Data for this task
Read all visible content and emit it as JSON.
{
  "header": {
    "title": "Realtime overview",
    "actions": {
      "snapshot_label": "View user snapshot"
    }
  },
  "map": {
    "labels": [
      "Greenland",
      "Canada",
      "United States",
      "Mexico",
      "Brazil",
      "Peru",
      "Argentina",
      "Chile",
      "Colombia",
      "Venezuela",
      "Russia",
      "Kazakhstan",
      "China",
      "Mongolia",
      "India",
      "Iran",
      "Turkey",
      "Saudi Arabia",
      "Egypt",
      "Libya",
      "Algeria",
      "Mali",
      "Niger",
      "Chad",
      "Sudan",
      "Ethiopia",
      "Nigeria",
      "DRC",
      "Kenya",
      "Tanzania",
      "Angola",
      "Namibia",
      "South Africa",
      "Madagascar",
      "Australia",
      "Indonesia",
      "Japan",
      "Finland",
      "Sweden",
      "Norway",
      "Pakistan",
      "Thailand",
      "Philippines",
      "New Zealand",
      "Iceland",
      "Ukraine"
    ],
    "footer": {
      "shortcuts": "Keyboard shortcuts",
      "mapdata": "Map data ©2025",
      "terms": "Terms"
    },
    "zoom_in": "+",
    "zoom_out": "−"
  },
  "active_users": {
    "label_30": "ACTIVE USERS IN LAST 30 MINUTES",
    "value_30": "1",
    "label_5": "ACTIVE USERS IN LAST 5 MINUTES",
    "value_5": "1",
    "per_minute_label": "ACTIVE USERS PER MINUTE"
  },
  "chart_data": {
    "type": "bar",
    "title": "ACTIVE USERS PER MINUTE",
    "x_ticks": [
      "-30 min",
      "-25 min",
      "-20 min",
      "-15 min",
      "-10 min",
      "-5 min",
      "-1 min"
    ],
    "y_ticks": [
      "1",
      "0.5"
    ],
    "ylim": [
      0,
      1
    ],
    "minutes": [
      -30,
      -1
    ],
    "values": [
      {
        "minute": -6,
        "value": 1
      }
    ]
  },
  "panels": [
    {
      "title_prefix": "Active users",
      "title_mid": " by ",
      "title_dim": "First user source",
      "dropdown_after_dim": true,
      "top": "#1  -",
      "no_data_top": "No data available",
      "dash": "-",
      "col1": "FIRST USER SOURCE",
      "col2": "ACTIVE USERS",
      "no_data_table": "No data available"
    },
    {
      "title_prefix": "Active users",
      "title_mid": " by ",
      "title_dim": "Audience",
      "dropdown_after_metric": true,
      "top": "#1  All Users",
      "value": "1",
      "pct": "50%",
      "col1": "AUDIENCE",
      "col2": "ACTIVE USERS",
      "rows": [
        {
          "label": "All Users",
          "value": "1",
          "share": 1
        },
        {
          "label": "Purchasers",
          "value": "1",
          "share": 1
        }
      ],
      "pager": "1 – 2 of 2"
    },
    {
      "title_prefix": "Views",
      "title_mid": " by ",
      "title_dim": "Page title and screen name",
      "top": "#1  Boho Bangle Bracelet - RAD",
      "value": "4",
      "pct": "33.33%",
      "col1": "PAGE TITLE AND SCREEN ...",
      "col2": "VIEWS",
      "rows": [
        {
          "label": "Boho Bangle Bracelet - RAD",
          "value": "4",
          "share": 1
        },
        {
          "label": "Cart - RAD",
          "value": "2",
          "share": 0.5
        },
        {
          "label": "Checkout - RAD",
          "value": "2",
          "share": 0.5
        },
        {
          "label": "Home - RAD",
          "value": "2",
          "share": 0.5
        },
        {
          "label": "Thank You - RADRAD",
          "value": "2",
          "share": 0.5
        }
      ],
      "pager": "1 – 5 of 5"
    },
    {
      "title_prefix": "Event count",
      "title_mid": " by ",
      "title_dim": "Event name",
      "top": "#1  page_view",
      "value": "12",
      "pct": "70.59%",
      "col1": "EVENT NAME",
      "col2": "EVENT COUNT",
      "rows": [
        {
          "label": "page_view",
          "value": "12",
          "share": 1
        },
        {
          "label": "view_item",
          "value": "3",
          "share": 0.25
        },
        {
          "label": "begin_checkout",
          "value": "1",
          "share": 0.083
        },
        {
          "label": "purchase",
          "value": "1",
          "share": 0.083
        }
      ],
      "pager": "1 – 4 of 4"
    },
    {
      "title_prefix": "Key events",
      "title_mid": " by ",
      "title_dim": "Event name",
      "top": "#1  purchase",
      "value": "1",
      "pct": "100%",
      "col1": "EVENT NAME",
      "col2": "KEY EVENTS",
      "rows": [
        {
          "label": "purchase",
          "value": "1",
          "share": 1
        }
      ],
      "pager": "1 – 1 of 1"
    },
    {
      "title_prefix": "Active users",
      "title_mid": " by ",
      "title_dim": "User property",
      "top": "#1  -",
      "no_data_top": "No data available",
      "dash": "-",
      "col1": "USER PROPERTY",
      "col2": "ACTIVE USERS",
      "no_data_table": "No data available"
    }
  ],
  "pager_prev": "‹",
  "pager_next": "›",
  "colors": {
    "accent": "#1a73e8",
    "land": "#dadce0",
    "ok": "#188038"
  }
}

Exercise goal
Without leaving anything out, give the entries again exactly.

Result
Read all visible content and emit it as JSON.
{
  "header": {
    "title": "Realtime overview",
    "actions": {
      "snapshot_label": "View user snapshot"
    }
  },
  "map": {
    "labels": [
      "Greenland",
      "Canada",
      "United States",
      "Mexico",
      "Brazil",
      "Peru",
      "Argentina",
      "Chile",
      "Colombia",
      "Venezuela",
      "Russia",
      "Kazakhstan",
      "China",
      "Mongolia",
      "India",
      "Iran",
      "Turkey",
      "Saudi Arabia",
      "Egypt",
      "Libya",
      "Algeria",
      "Mali",
      "Niger",
      "Chad",
      "Sudan",
      "Ethiopia",
      "Nigeria",
      "DRC",
      "Kenya",
      "Tanzania",
      "Angola",
      "Namibia",
      "South Africa",
      "Madagascar",
      "Australia",
      "Indonesia",
      "Japan",
      "Finland",
      "Sweden",
      "Norway",
      "Pakistan",
      "Thailand",
      "Philippines",
      "New Zealand",
      "Iceland",
      "Ukraine"
    ],
    "footer": {
      "shortcuts": "Keyboard shortcuts",
      "mapdata": "Map data ©2025",
      "terms": "Terms"
    },
    "zoom_in": "+",
    "zoom_out": "−"
  },
  "active_users": {
    "label_30": "ACTIVE USERS IN LAST 30 MINUTES",
    "value_30": "1",
    "label_5": "ACTIVE USERS IN LAST 5 MINUTES",
    "value_5": "1",
    "per_minute_label": "ACTIVE USERS PER MINUTE"
  },
  "chart_data": {
    "type": "bar",
    "title": "ACTIVE USERS PER MINUTE",
    "x_ticks": [
      "-30 min",
      "-25 min",
      "-20 min",
      "-15 min",
      "-10 min",
      "-5 min",
      "-1 min"
    ],
    "y_ticks": [
      "1",
      "0.5"
    ],
    "ylim": [
      0,
      1
    ],
    "minutes": [
      -30,
      -1
    ],
    "values": [
      {
        "minute": -6,
        "value": 1
      }
    ]
  },
  "panels": [
    {
      "title_prefix": "Active users",
      "title_mid": " by ",
      "title_dim": "First user source",
      "dropdown_after_dim": true,
      "top": "#1  -",
      "no_data_top": "No data available",
      "dash": "-",
      "col1": "FIRST USER SOURCE",
      "col2": "ACTIVE USERS",
      "no_data_table": "No data available"
    },
    {
      "title_prefix": "Active users",
      "title_mid": " by ",
      "title_dim": "Audience",
      "dropdown_after_metric": true,
      "top": "#1  All Users",
      "value": "1",
      "pct": "50%",
      "col1": "AUDIENCE",
      "col2": "ACTIVE USERS",
      "rows": [
        {
          "label": "All Users",
          "value": "1",
          "share": 1
        },
        {
          "label": "Purchasers",
          "value": "1",
          "share": 1
        }
      ],
      "pager": "1 – 2 of 2"
    },
    {
      "title_prefix": "Views",
      "title_mid": " by ",
      "title_dim": "Page title and screen name",
      "top": "#1  Boho Bangle Bracelet - RAD",
      "value": "4",
      "pct": "33.33%",
      "col1": "PAGE TITLE AND SCREEN ...",
      "col2": "VIEWS",
      "rows": [
        {
          "label": "Boho Bangle Bracelet - RAD",
          "value": "4",
          "share": 1
        },
        {
          "label": "Cart - RAD",
          "value": "2",
          "share": 0.5
        },
        {
          "label": "Checkout - RAD",
          "value": "2",
          "share": 0.5
        },
        {
          "label": "Home - RAD",
          "value": "2",
          "share": 0.5
        },
        {
          "label": "Thank You - RADRAD",
          "value": "2",
          "share": 0.5
        }
      ],
      "pager": "1 – 5 of 5"
    },
    {
      "title_prefix": "Event count",
      "title_mid": " by ",
      "title_dim": "Event name",
      "top": "#1  page_view",
      "value": "12",
      "pct": "70.59%",
      "col1": "EVENT NAME",
      "col2": "EVENT COUNT",
      "rows": [
        {
          "label": "page_view",
          "value": "12",
          "share": 1
        },
        {
          "label": "view_item",
          "value": "3",
          "share": 0.25
        },
        {
          "label": "begin_checkout",
          "value": "1",
          "share": 0.083
        },
        {
          "label": "purchase",
          "value": "1",
          "share": 0.083
        }
      ],
      "pager": "1 – 4 of 4"
    },
    {
      "title_prefix": "Key events",
      "title_mid": " by ",
      "title_dim": "Event name",
      "top": "#1  purchase",
      "value": "1",
      "pct": "100%",
      "col1": "EVENT NAME",
      "col2": "KEY EVENTS",
      "rows": [
        {
          "label": "purchase",
          "value": "1",
          "share": 1
        }
      ],
      "pager": "1 – 1 of 1"
    },
    {
      "title_prefix": "Active users",
      "title_mid": " by ",
      "title_dim": "User property",
      "top": "#1  -",
      "no_data_top": "No data available",
      "dash": "-",
      "col1": "USER PROPERTY",
      "col2": "ACTIVE USERS",
      "no_data_table": "No data available"
    }
  ],
  "pager_prev": "‹",
  "pager_next": "›",
  "colors": {
    "accent": "#1a73e8",
    "land": "#dadce0",
    "ok": "#188038"
  }
}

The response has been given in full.